■ STATED GOAL
Set down the line that contains "Extract the structured" and every line after it to the end of the entries, exactly as they stand and nothing more.

Excerpts from a figure dataset:
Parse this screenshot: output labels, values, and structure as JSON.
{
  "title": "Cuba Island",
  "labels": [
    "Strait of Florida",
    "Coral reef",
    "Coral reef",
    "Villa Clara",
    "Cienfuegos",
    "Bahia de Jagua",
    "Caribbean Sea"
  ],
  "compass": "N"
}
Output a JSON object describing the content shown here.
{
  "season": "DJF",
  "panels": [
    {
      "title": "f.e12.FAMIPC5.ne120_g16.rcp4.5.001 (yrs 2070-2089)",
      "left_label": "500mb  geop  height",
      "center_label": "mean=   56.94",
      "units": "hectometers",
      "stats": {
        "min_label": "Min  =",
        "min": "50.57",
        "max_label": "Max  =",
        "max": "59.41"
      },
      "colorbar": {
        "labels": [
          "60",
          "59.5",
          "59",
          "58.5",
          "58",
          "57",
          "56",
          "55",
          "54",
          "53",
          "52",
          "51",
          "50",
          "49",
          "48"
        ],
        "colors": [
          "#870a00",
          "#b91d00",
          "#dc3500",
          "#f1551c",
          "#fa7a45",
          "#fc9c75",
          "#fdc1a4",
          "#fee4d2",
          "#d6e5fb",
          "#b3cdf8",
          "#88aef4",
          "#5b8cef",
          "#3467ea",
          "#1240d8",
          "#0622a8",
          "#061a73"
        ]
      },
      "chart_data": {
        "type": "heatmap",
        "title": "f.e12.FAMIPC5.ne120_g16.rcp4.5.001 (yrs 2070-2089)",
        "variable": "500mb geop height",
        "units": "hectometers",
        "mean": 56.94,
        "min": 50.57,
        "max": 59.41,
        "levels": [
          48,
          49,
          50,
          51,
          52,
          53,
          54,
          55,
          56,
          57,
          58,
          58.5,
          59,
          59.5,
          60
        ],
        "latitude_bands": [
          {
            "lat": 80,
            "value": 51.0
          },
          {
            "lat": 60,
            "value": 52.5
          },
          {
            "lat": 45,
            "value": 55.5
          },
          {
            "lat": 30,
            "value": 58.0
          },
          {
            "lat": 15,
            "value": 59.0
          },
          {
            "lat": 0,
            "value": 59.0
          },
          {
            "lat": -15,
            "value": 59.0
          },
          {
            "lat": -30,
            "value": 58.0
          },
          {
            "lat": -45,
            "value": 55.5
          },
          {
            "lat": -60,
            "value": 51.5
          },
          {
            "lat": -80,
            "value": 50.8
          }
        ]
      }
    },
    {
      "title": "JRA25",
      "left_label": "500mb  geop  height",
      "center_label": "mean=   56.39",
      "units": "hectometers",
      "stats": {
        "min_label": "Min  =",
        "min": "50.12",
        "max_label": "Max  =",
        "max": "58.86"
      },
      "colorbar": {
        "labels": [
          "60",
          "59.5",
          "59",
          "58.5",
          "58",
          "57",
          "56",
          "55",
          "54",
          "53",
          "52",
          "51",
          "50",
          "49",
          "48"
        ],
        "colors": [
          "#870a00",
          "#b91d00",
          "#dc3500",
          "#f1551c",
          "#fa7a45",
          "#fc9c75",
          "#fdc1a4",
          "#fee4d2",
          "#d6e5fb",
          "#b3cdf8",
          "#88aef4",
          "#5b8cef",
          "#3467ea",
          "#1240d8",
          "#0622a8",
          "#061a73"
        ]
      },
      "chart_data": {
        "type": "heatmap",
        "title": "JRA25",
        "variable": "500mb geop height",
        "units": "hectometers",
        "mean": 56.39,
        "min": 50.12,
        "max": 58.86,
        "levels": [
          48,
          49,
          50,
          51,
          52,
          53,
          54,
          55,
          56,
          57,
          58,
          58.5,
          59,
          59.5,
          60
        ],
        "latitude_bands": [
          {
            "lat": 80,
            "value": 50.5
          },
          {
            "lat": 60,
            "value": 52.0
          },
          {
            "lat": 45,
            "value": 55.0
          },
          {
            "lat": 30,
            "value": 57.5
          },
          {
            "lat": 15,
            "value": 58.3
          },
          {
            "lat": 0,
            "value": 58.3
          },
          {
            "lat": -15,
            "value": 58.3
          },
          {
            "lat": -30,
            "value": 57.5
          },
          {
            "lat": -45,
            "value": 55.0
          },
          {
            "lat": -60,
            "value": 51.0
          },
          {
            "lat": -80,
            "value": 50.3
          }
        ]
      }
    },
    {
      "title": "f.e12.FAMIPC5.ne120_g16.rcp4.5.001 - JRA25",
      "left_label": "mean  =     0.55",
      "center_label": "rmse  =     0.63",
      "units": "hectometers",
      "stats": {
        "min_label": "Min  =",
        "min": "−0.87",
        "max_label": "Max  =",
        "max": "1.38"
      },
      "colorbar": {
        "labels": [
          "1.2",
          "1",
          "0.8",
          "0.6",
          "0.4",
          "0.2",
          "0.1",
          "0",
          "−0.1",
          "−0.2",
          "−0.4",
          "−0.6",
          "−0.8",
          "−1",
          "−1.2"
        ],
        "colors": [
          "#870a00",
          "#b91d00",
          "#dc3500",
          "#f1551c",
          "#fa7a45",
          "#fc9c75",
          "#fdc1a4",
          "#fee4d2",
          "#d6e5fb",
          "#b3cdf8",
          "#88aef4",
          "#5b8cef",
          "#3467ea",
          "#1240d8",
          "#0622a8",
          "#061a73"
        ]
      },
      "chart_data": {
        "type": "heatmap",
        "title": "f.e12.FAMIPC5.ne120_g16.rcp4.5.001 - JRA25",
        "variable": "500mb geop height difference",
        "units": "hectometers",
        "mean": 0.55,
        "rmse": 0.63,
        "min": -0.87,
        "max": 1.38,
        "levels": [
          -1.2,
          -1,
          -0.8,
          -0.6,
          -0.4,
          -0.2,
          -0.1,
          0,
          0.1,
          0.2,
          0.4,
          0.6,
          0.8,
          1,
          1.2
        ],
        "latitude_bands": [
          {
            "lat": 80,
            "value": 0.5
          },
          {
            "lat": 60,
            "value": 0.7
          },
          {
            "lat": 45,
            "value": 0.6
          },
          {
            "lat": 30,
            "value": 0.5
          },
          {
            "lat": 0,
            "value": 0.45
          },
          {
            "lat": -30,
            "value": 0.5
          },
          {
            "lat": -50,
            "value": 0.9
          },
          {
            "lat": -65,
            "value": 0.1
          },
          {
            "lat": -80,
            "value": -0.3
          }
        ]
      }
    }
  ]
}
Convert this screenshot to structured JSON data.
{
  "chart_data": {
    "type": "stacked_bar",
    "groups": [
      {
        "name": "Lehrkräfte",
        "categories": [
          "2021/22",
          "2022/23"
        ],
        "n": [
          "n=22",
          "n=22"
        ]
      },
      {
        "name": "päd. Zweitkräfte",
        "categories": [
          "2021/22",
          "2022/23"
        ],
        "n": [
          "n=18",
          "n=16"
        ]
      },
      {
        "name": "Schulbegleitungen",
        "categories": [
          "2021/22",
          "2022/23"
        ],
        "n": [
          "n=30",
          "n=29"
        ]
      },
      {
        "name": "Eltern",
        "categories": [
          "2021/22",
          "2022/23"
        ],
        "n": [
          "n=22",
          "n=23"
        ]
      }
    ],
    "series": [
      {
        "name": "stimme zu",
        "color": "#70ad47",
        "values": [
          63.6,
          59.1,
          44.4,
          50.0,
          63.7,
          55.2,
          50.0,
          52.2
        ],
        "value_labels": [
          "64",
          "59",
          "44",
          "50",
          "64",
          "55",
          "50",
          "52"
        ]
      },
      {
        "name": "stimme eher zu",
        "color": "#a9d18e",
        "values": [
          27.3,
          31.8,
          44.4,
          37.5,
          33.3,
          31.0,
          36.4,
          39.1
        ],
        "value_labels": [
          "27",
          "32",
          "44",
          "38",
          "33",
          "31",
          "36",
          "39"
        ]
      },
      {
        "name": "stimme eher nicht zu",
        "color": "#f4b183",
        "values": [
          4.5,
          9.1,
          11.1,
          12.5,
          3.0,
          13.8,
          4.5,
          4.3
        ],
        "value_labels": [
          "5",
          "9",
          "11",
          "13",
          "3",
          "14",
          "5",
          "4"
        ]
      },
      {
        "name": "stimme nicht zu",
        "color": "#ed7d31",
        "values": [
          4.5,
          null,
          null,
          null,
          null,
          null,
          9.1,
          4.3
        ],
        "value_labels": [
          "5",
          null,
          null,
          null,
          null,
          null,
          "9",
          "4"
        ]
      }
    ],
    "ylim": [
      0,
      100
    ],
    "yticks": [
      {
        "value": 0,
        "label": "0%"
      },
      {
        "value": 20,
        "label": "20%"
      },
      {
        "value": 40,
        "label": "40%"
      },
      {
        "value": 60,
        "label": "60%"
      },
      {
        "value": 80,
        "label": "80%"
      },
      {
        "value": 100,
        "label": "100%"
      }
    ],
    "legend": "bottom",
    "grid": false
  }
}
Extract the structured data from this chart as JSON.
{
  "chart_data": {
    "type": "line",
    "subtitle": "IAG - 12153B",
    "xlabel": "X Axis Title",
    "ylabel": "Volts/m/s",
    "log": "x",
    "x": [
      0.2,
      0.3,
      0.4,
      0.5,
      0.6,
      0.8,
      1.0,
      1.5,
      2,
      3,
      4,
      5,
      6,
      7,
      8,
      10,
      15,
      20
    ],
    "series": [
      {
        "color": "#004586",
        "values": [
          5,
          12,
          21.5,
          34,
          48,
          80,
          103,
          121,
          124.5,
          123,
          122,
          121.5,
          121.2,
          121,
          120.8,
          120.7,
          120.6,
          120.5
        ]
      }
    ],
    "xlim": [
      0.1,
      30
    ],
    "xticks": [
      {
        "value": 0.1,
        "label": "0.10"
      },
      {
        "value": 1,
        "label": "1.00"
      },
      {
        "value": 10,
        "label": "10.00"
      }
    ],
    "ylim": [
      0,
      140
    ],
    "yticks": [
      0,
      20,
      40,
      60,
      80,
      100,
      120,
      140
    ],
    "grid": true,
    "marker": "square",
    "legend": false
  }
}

■ RESULT FOR THIS EXERCISE
Extract the structured data from this chart as JSON.
{
  "chart_data": {
    "type": "line",
    "subtitle": "IAG - 12153B",
    "xlabel": "X Axis Title",
    "ylabel": "Volts/m/s",
    "log": "x",
    "x": [
      0.2,
      0.3,
      0.4,
      0.5,
      0.6,
      0.8,
      1.0,
      1.5,
      2,
      3,
      4,
      5,
      6,
      7,
      8,
      10,
      15,
      20
    ],
    "series": [
      {
        "color": "#004586",
        "values": [
          5,
          12,
          21.5,
          34,
          48,
          80,
          103,
          121,
          124.5,
          123,
          122,
          121.5,
          121.2,
          121,
          120.8,
          120.7,
          120.6,
          120.5
        ]
      }
    ],
    "xlim": [
      0.1,
      30
    ],
    "xticks": [
      {
        "value": 0.1,
        "label": "0.10"
      },
      {
        "value": 1,
        "label": "1.00"
      },
      {
        "value": 10,
        "label": "10.00"
      }
    ],
    "ylim": [
      0,
      140
    ],
    "yticks": [
      0,
      20,
      40,
      60,
      80,
      100,
      120,
      140
    ],
    "grid": true,
    "marker": "square",
    "legend": false
  }
}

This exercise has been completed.